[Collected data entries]
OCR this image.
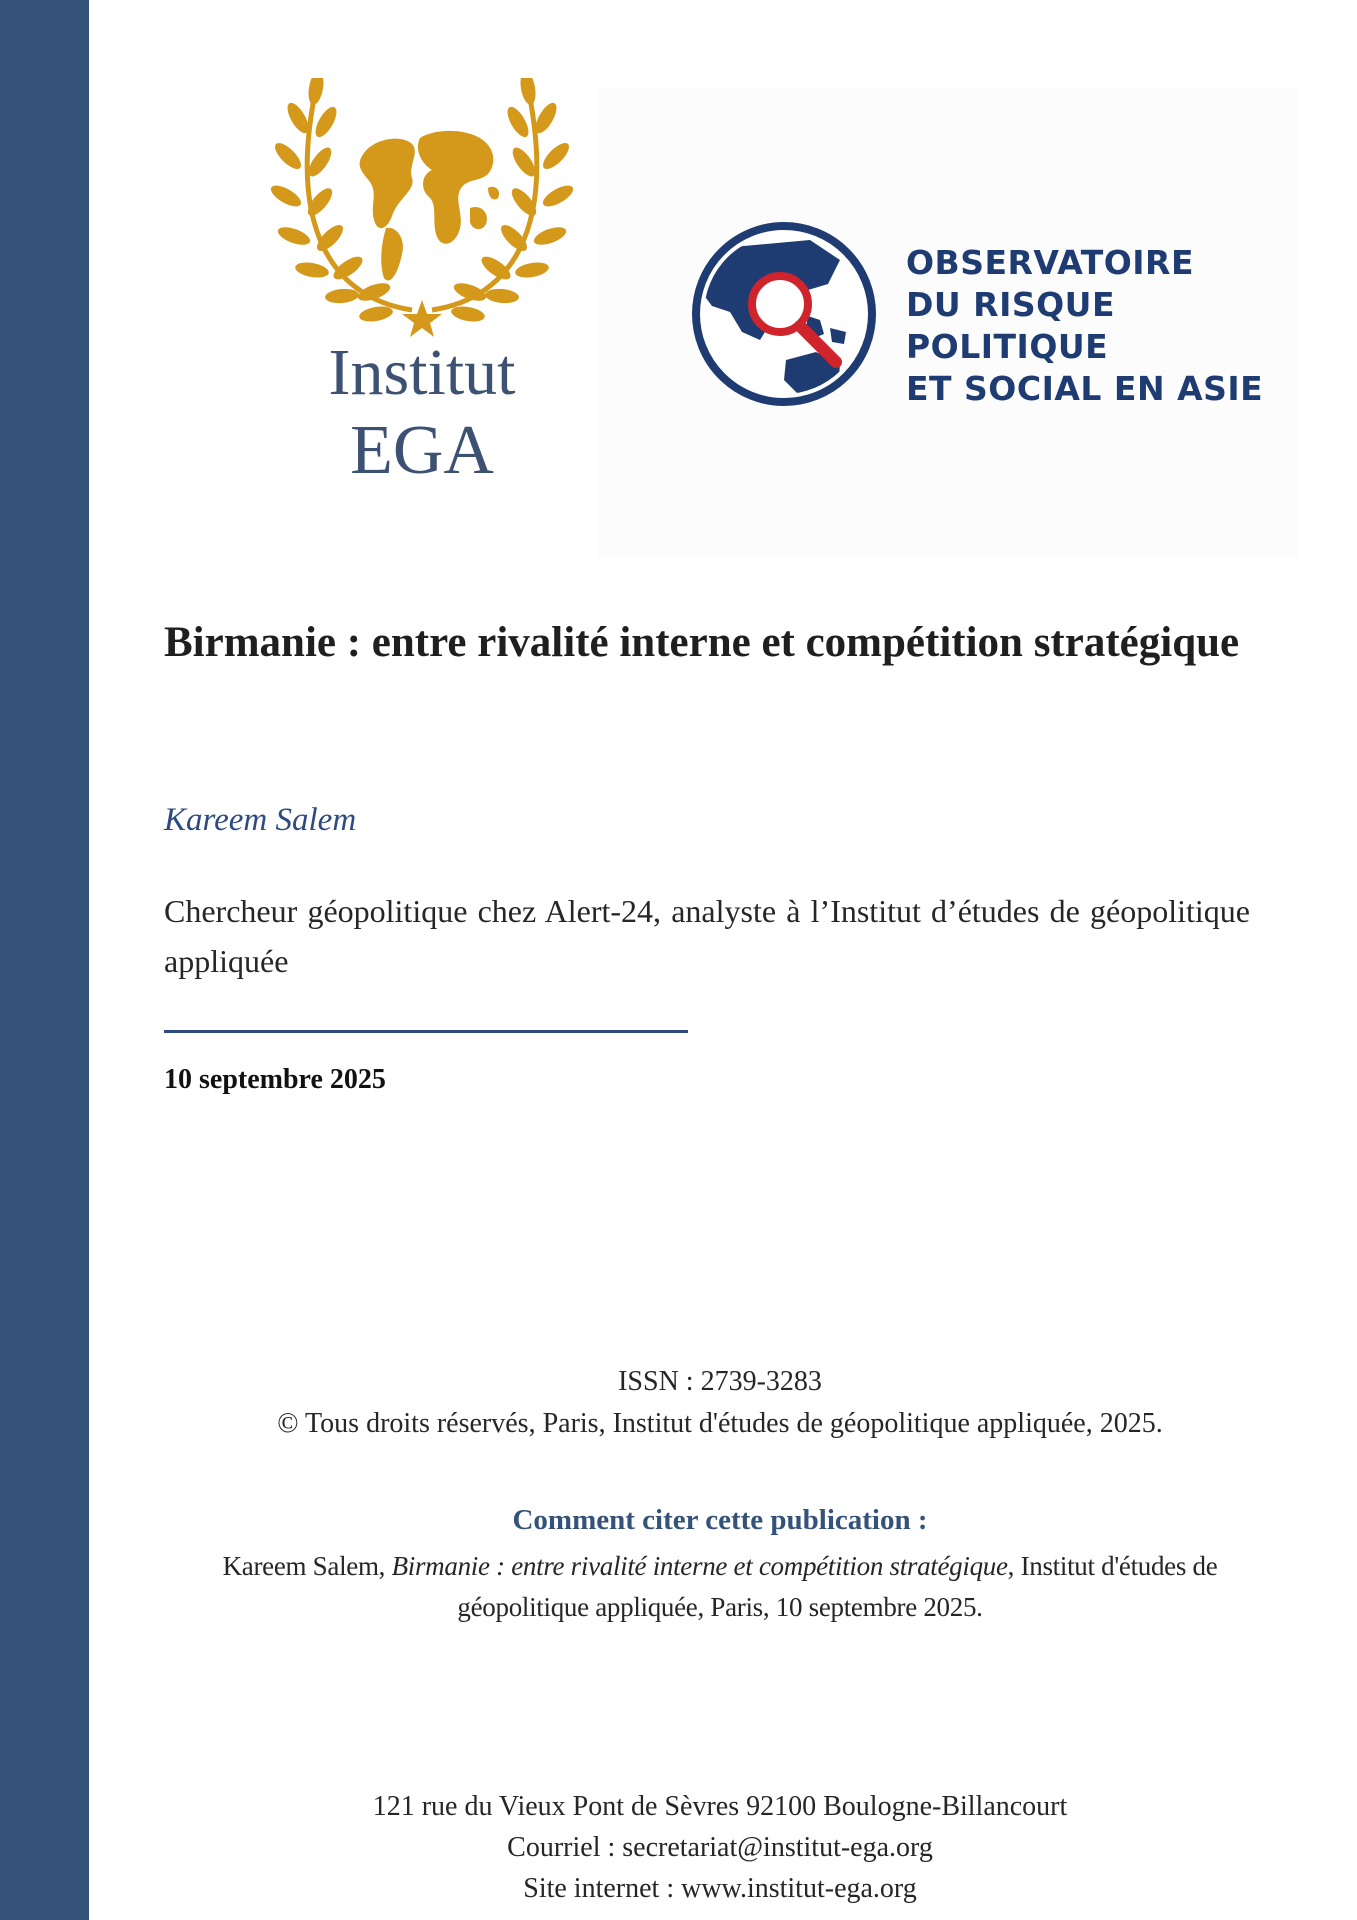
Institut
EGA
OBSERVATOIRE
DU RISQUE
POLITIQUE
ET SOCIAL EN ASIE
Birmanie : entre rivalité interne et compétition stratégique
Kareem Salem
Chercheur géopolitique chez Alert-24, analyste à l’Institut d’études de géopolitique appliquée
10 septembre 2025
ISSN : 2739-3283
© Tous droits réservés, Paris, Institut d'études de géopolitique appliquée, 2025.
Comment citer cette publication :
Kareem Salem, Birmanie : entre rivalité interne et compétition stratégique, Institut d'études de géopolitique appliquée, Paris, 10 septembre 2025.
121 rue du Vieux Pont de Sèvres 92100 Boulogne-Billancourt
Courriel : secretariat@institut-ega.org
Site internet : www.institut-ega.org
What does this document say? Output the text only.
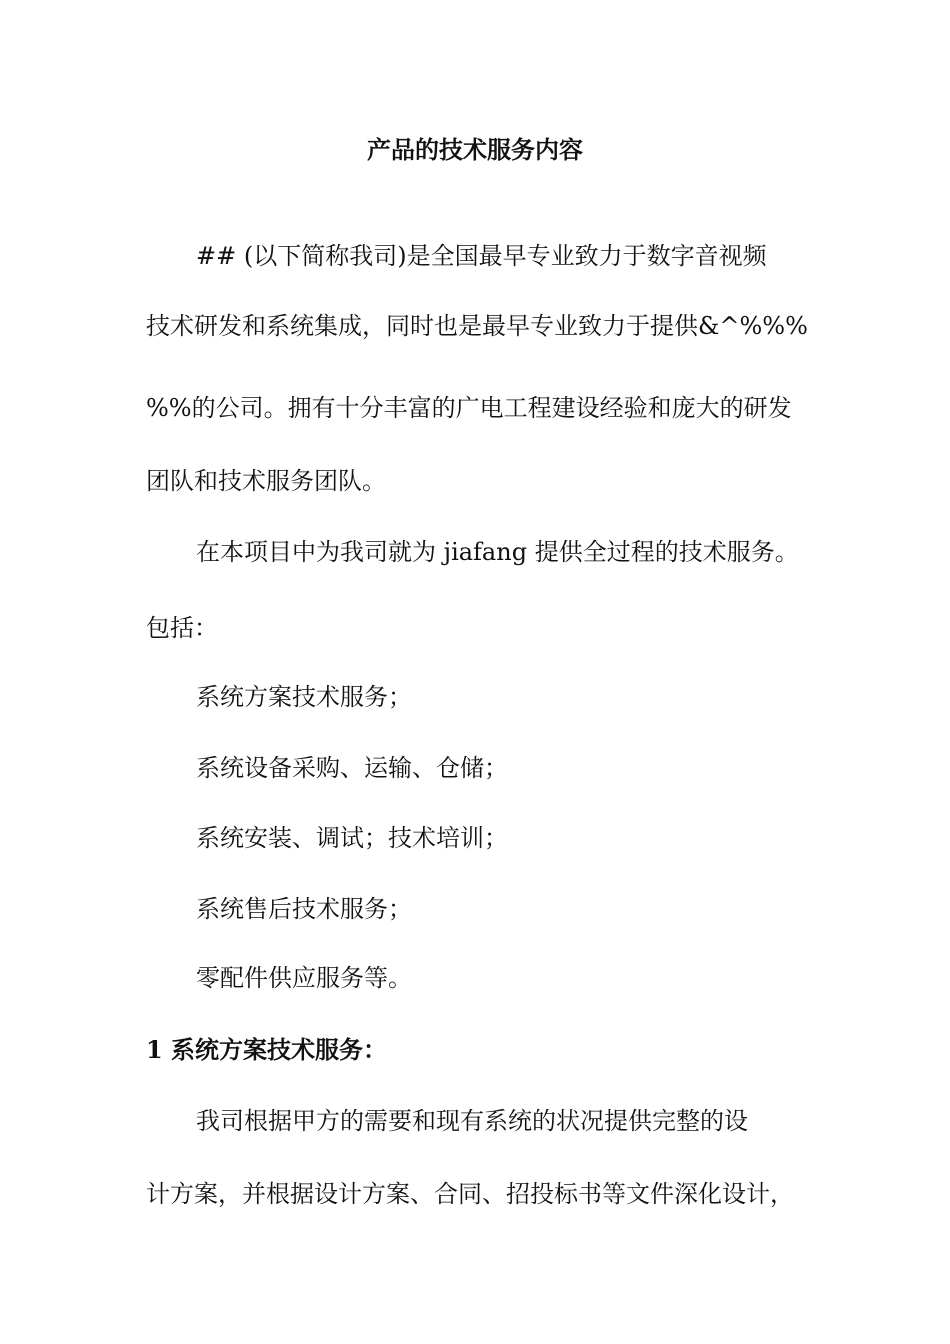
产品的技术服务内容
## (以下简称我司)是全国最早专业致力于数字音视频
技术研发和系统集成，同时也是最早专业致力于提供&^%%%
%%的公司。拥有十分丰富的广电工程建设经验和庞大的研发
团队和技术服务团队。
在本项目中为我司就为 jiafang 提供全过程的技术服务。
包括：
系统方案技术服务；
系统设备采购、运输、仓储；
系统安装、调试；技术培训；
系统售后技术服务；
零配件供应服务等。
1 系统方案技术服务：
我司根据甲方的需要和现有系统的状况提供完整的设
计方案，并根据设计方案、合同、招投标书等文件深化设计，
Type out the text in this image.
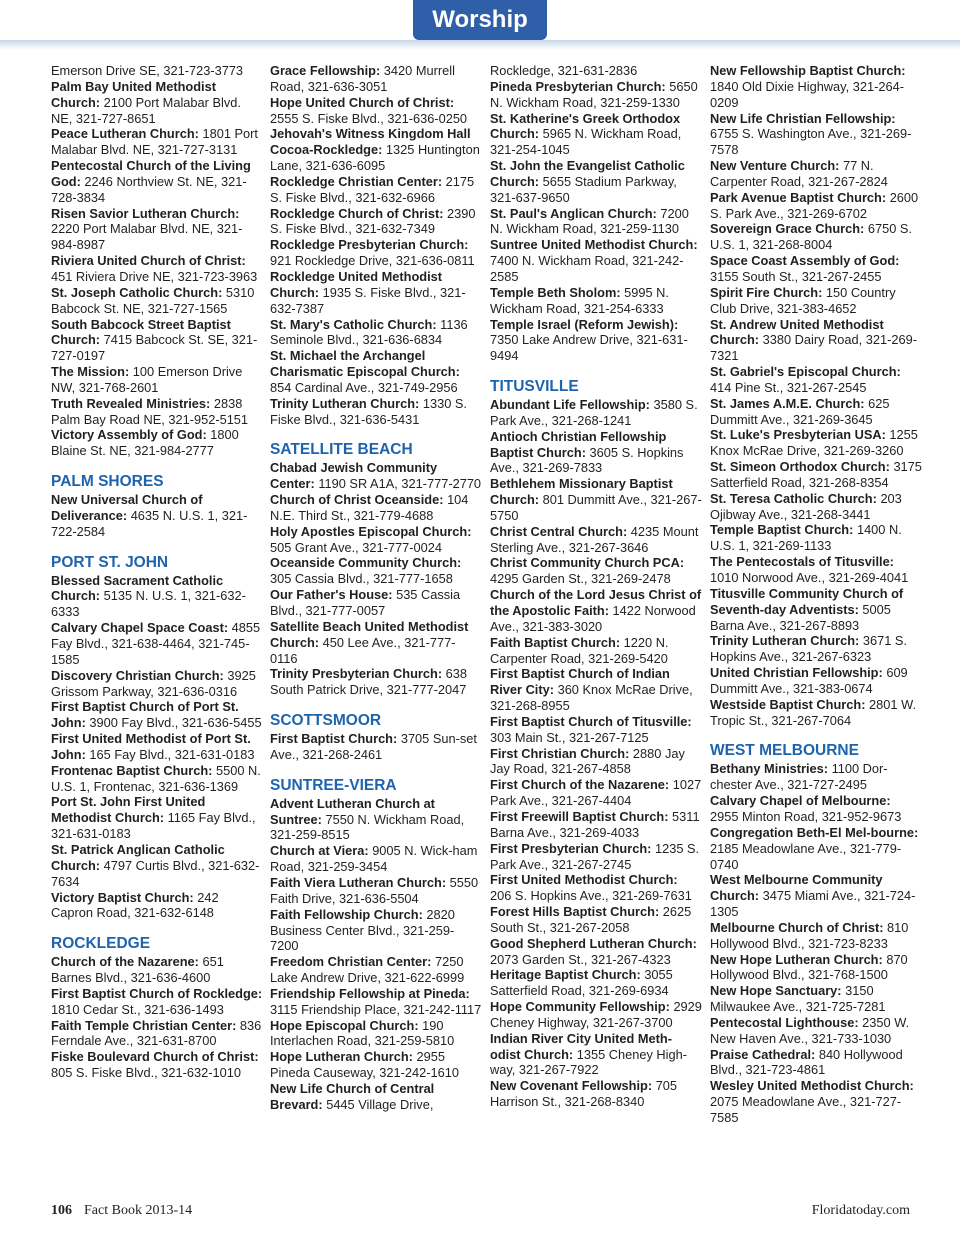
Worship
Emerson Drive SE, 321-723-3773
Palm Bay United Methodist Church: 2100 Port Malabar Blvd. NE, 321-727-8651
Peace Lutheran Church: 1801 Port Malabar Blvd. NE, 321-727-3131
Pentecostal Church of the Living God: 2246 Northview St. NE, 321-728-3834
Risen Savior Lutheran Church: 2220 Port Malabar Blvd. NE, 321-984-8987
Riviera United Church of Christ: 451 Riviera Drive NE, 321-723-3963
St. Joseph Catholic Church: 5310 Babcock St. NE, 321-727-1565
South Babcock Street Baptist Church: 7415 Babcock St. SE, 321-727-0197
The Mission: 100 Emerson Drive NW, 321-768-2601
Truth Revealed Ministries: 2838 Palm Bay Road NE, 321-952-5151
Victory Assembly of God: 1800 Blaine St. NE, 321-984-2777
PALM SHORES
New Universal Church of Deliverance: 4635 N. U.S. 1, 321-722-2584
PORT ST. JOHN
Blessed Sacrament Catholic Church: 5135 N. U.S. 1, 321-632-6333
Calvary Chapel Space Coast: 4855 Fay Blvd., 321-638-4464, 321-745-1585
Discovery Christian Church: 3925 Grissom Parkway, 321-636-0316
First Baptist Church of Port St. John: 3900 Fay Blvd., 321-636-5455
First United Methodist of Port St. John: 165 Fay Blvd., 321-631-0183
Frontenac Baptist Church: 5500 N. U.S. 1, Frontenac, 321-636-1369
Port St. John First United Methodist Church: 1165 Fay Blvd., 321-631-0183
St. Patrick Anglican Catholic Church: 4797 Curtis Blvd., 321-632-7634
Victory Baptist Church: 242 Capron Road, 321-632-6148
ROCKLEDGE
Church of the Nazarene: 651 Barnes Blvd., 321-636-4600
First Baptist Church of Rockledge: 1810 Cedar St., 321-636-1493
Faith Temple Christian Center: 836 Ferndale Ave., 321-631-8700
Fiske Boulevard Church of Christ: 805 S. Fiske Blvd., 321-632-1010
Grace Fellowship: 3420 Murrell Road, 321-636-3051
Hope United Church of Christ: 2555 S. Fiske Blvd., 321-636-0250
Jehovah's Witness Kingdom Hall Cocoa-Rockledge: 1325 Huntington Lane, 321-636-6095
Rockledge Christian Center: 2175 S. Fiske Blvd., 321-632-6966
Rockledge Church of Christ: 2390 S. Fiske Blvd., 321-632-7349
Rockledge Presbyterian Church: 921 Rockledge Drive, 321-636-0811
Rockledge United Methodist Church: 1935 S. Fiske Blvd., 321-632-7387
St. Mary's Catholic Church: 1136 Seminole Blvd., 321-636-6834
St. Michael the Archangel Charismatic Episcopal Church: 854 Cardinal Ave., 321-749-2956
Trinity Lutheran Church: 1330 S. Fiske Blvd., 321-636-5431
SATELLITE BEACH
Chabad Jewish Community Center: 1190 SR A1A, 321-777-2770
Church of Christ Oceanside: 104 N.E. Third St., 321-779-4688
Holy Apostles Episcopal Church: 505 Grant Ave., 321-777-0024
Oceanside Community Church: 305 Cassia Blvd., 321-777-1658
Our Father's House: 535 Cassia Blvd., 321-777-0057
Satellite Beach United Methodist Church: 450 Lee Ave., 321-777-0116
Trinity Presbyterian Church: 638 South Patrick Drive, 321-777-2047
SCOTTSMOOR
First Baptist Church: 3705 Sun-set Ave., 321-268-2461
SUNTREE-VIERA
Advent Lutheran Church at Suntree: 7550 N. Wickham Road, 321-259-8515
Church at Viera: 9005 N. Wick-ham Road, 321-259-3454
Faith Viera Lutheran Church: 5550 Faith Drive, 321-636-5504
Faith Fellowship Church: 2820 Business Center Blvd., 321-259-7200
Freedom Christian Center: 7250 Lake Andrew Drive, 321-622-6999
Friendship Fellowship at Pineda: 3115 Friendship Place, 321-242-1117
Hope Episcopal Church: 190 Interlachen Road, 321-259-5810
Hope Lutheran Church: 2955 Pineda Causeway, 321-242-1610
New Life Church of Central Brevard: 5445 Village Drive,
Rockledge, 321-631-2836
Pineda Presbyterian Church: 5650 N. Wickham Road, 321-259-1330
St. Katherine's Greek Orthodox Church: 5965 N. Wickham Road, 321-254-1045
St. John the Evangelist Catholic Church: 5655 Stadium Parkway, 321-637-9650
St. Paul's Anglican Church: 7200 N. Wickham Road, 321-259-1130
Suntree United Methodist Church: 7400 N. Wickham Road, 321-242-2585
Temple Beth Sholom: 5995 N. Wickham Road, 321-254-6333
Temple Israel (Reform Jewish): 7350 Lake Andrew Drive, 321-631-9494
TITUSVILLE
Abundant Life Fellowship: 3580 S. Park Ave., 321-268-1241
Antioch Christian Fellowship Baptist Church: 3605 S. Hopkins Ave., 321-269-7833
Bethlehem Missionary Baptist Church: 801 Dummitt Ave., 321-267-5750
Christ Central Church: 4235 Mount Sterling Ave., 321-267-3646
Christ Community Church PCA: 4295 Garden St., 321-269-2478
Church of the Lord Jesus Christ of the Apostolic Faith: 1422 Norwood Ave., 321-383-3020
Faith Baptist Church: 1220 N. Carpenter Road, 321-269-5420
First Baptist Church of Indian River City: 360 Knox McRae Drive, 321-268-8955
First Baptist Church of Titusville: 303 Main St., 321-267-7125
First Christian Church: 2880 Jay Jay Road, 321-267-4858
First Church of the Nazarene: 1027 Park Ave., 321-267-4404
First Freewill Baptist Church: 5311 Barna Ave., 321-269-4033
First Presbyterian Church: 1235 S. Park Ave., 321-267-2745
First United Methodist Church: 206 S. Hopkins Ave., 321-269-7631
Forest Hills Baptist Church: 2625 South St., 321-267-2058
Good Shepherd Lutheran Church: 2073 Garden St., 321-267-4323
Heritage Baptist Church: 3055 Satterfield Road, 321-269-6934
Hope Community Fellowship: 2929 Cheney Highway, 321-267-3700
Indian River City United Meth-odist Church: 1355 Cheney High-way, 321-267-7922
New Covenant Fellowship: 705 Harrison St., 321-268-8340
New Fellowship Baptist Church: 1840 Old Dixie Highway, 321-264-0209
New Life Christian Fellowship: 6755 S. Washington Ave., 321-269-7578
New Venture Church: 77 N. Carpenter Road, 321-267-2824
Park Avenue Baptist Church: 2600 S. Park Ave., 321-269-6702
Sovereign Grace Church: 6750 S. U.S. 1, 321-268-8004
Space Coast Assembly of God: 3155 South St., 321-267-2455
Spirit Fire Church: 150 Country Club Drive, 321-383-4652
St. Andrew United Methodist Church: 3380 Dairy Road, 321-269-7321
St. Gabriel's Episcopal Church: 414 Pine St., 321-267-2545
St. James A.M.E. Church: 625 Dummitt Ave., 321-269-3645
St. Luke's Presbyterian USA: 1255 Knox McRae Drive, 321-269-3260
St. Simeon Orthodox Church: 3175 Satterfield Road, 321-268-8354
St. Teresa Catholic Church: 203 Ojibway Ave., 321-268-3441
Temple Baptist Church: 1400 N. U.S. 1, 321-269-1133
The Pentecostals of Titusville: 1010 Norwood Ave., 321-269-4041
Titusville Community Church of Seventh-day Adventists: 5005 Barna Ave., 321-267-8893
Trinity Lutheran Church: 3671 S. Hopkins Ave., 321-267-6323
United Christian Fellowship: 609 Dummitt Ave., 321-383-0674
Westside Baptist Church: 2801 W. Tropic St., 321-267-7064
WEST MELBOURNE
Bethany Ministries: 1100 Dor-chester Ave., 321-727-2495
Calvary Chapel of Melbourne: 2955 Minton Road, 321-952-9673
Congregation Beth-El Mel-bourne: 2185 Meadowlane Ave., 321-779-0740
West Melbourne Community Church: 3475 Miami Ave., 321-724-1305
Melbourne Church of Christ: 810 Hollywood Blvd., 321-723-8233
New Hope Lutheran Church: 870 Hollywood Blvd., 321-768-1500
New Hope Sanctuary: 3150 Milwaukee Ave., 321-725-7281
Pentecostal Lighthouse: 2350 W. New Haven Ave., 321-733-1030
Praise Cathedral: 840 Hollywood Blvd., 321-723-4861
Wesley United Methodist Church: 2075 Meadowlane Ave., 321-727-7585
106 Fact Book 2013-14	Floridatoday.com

WRITTEN EXERCISE :: Work out the number of lines above that include the string "Nazarene" and write only that number.

SOLUTION FOR THIS TASK :: 2